Data to use:

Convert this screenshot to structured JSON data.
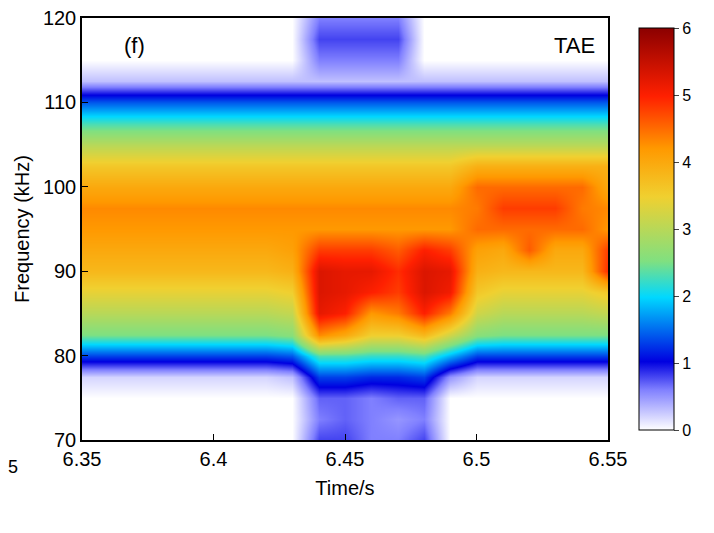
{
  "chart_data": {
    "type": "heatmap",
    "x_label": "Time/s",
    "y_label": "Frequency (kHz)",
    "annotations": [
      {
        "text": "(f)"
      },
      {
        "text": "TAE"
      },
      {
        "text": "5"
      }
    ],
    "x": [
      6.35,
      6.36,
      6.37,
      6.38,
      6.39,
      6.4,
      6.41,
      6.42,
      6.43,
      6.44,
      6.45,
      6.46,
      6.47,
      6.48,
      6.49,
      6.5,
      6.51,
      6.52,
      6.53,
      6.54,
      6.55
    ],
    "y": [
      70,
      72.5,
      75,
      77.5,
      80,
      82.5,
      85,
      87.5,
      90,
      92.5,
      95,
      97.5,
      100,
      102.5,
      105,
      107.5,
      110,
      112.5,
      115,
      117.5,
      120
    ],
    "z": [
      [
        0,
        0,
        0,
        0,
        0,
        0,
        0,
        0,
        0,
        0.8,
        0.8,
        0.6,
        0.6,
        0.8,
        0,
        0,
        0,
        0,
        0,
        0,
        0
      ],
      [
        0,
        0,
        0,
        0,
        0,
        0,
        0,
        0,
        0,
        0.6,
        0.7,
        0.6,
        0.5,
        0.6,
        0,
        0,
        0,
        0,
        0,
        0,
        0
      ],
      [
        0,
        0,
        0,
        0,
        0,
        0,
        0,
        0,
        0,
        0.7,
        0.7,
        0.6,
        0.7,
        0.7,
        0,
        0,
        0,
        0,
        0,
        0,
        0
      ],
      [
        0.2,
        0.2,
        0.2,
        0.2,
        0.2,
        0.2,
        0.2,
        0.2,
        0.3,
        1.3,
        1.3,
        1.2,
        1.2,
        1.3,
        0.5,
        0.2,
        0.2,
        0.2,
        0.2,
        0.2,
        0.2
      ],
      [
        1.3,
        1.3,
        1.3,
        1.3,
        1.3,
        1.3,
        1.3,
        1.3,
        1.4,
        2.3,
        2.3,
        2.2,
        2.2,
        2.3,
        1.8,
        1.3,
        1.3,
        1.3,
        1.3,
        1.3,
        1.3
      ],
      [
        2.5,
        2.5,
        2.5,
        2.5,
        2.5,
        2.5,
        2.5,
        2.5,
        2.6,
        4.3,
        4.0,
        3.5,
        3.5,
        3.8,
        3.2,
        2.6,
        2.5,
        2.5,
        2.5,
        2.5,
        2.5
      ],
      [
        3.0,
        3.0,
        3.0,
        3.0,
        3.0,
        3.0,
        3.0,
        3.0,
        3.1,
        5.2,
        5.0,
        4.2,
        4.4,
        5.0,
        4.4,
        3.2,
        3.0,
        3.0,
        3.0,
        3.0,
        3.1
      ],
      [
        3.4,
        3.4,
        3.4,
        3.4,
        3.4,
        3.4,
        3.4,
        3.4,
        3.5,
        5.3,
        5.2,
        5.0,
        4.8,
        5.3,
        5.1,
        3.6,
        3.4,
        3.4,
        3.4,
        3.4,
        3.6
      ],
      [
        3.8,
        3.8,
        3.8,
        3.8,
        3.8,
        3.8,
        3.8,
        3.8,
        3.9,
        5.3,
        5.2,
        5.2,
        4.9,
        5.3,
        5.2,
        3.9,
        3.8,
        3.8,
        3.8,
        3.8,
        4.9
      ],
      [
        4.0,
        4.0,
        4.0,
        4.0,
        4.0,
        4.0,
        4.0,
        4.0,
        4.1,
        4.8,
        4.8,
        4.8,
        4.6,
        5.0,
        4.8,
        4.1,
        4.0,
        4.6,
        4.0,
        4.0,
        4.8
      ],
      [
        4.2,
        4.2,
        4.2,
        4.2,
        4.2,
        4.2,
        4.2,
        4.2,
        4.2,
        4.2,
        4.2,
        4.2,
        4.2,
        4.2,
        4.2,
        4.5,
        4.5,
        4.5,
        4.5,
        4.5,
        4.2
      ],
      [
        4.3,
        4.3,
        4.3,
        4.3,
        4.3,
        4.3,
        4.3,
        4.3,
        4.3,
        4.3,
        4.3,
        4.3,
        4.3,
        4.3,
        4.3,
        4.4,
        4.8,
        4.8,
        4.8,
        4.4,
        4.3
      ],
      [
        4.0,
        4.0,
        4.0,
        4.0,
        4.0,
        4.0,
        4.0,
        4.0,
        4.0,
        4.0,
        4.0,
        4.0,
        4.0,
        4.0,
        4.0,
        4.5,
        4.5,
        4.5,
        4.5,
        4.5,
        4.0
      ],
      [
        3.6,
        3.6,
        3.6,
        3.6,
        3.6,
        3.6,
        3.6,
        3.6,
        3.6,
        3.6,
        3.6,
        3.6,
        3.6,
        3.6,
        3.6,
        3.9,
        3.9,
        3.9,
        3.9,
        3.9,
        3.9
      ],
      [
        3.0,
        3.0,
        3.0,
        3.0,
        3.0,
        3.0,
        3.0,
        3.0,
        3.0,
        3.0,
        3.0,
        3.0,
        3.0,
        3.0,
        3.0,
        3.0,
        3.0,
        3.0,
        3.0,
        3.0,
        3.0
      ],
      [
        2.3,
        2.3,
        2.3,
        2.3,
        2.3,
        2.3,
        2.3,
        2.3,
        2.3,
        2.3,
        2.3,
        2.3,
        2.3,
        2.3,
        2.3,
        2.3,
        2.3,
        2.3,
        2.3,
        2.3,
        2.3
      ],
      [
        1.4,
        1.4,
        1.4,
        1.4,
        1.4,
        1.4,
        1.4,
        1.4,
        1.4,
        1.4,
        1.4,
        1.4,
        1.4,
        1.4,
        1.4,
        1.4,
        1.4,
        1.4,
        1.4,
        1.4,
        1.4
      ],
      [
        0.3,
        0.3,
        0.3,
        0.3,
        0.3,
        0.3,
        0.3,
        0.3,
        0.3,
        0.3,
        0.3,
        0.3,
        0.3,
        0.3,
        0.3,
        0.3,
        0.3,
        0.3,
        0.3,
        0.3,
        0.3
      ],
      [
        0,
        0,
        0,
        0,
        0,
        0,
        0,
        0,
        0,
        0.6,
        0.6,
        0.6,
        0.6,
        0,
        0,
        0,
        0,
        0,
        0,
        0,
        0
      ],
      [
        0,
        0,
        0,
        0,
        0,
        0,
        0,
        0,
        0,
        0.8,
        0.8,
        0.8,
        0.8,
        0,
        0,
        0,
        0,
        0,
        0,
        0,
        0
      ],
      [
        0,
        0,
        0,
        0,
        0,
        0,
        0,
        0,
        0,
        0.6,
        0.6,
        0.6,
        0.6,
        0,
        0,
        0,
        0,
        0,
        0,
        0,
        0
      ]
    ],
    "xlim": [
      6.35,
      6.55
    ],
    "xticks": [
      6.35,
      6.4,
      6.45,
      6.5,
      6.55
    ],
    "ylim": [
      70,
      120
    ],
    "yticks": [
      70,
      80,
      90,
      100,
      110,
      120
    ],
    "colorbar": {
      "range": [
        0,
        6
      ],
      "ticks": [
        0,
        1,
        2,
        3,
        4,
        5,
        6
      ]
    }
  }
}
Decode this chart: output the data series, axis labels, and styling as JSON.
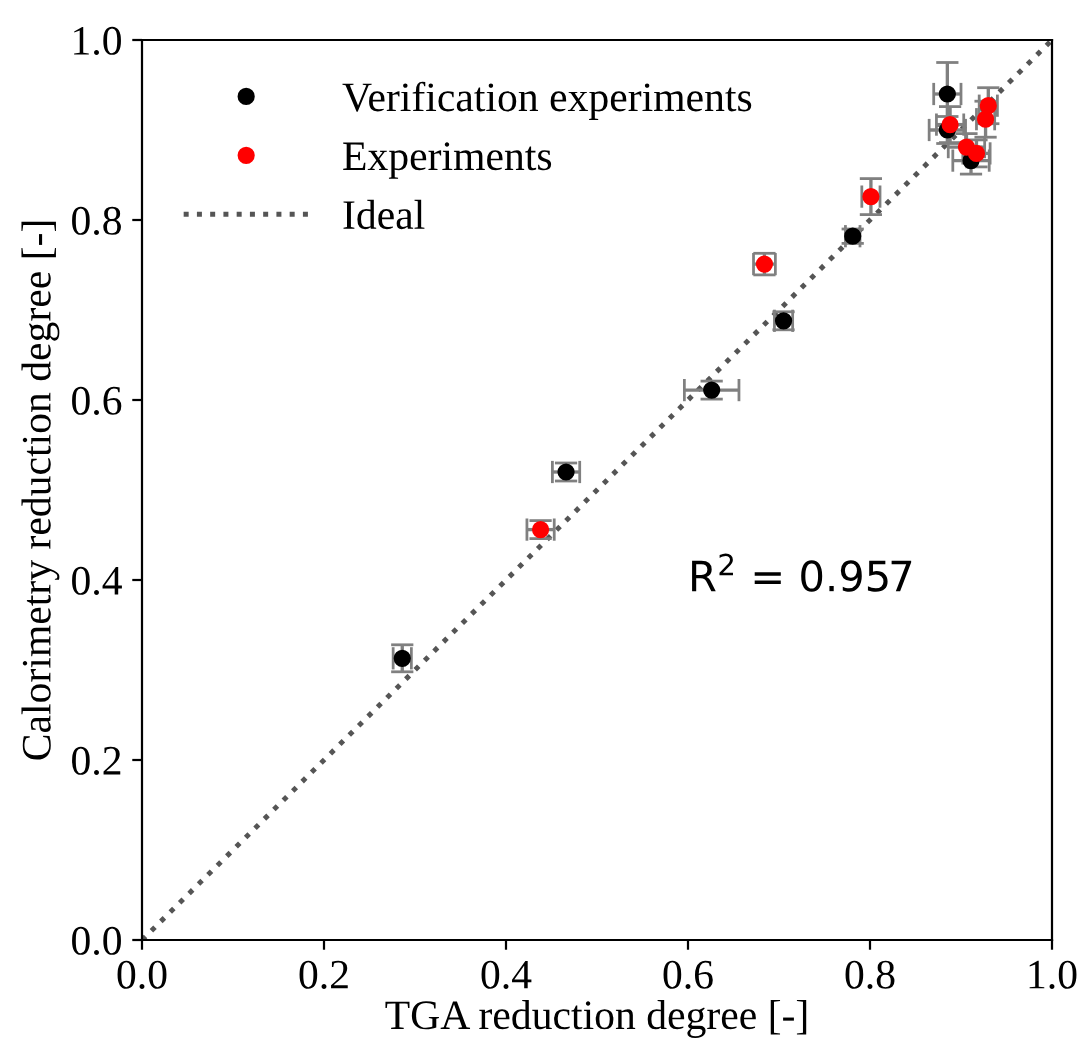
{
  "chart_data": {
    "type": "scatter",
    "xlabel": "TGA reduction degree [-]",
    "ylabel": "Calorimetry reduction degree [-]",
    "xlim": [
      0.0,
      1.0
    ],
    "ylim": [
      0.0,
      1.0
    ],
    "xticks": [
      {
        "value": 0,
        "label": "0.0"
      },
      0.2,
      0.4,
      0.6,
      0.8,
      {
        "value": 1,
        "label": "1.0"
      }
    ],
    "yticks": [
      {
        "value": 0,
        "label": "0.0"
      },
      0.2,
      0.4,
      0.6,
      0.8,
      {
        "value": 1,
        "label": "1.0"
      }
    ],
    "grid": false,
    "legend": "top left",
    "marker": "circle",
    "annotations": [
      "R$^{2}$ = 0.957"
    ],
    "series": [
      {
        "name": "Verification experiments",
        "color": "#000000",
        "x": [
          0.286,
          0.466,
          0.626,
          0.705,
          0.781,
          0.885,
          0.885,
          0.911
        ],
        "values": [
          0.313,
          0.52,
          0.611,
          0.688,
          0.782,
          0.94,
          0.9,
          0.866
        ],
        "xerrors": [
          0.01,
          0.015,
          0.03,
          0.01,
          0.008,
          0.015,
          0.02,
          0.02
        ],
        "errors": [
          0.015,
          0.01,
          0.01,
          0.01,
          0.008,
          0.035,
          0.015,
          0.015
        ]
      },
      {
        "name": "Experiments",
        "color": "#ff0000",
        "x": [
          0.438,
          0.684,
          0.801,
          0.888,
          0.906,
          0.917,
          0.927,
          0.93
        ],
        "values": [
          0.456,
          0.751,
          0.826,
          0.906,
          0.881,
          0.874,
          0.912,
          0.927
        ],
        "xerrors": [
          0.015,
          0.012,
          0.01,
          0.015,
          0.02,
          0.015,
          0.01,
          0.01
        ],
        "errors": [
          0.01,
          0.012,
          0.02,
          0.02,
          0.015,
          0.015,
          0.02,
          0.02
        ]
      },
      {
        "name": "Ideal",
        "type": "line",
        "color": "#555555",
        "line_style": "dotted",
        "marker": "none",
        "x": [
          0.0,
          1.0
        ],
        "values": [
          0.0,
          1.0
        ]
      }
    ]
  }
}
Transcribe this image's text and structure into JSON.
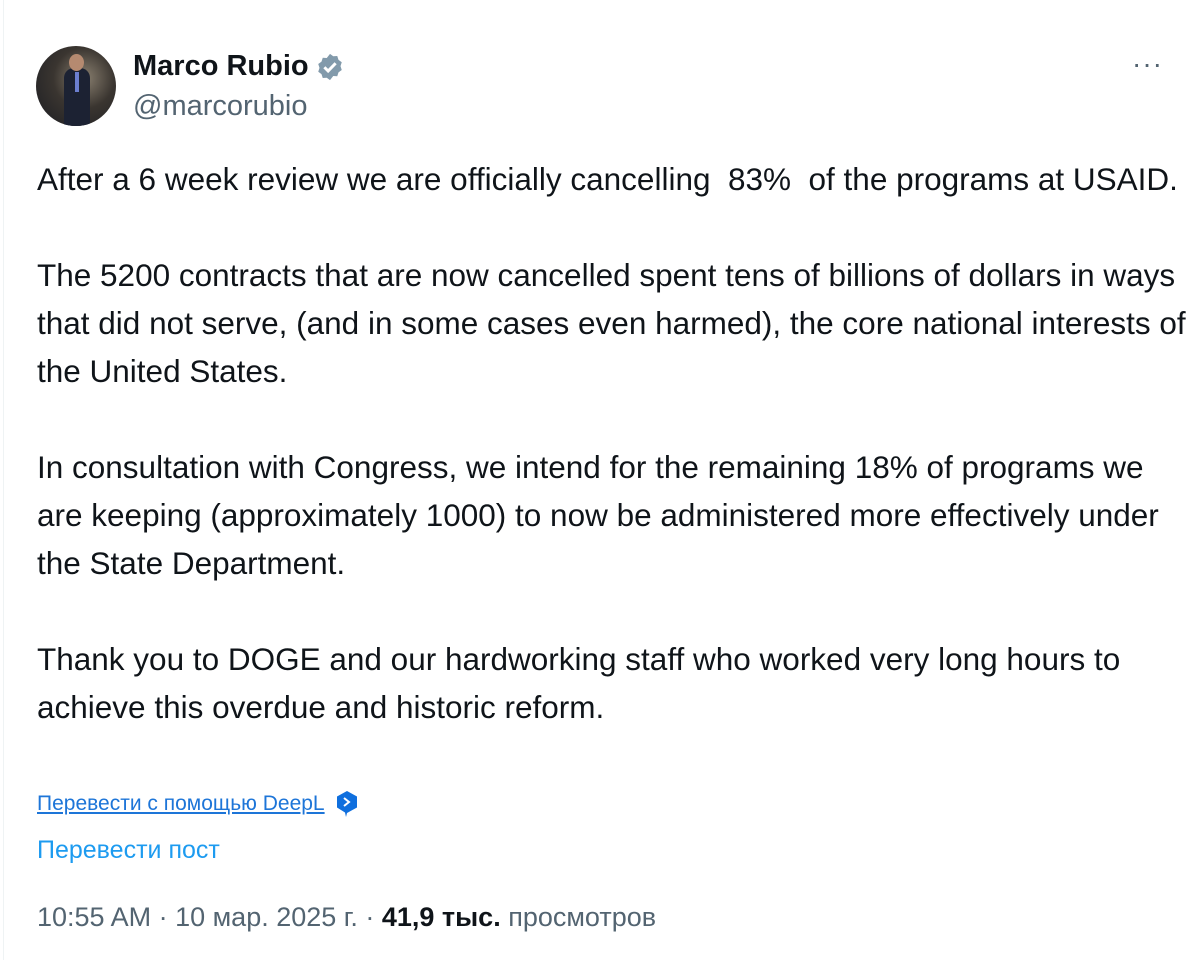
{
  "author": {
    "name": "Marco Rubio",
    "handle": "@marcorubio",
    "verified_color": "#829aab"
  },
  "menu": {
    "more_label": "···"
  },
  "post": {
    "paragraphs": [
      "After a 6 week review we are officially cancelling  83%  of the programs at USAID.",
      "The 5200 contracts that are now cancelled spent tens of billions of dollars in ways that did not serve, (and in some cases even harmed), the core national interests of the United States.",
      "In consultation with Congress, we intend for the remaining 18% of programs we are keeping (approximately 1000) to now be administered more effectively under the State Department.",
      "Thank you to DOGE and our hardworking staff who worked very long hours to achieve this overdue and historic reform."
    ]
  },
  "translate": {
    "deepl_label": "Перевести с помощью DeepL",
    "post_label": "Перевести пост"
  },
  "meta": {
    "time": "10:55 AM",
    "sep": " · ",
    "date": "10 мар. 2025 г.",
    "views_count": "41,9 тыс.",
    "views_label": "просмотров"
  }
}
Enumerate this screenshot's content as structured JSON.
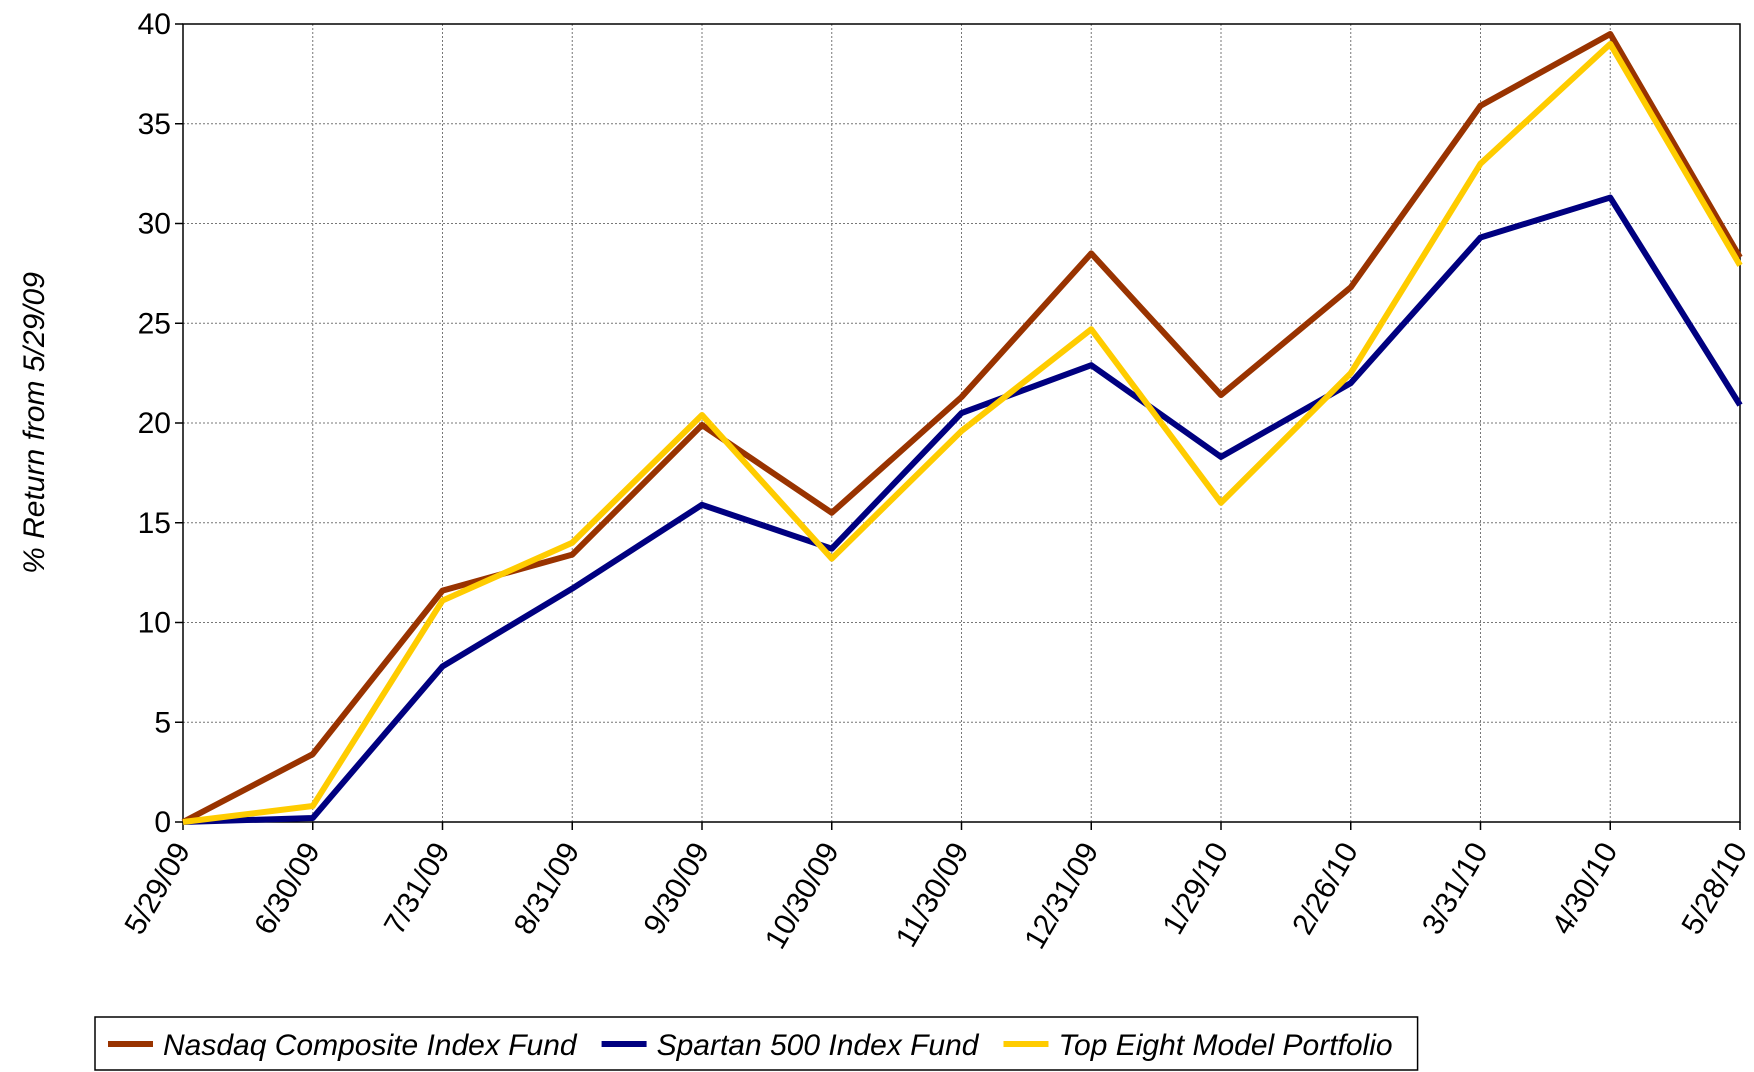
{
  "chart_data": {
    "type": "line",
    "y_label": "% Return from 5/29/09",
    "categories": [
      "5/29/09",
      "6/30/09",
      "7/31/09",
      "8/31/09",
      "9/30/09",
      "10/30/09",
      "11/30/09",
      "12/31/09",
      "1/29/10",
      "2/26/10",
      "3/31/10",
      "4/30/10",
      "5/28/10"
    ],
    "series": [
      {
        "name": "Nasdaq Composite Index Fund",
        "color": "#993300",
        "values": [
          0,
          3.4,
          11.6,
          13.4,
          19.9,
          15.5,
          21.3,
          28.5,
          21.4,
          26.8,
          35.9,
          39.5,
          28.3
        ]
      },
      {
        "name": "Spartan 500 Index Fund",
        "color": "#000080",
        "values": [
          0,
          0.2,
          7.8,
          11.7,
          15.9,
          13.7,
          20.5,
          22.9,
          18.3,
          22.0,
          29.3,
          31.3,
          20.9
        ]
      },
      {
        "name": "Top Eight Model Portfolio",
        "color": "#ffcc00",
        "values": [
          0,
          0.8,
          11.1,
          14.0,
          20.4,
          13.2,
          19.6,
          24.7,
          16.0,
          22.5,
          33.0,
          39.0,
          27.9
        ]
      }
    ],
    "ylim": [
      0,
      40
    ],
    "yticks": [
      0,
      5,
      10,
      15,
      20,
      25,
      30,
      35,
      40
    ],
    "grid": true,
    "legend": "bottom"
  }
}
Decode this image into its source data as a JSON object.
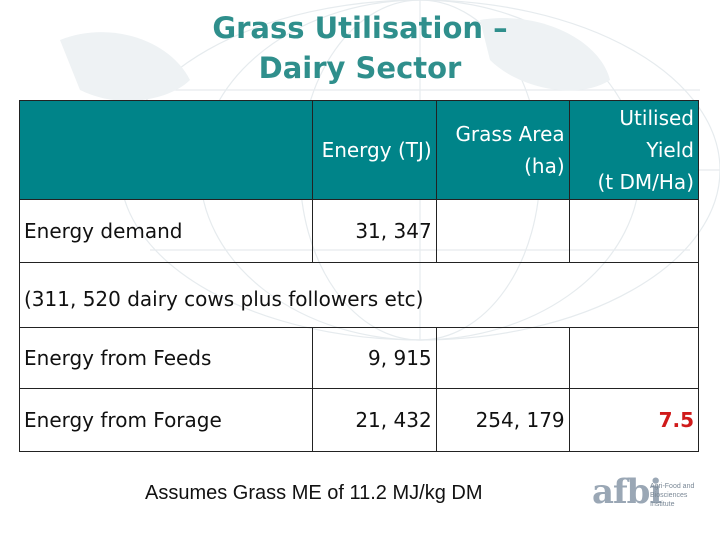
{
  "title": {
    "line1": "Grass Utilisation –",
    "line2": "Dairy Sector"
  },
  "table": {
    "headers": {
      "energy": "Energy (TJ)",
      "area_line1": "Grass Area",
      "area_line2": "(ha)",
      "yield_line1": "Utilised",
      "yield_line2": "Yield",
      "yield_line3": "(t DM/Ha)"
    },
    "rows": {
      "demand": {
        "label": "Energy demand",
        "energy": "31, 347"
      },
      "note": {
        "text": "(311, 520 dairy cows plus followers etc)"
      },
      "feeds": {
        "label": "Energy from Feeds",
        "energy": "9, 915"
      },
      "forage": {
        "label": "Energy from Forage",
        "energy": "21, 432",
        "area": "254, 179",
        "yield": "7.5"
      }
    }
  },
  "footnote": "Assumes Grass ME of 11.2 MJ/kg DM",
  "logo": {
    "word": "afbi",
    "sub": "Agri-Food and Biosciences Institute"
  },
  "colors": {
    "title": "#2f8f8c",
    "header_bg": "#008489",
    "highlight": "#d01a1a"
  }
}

Given problem:
Among the lines of the data above, count those holding "reduction" and state only the number.

The result:
2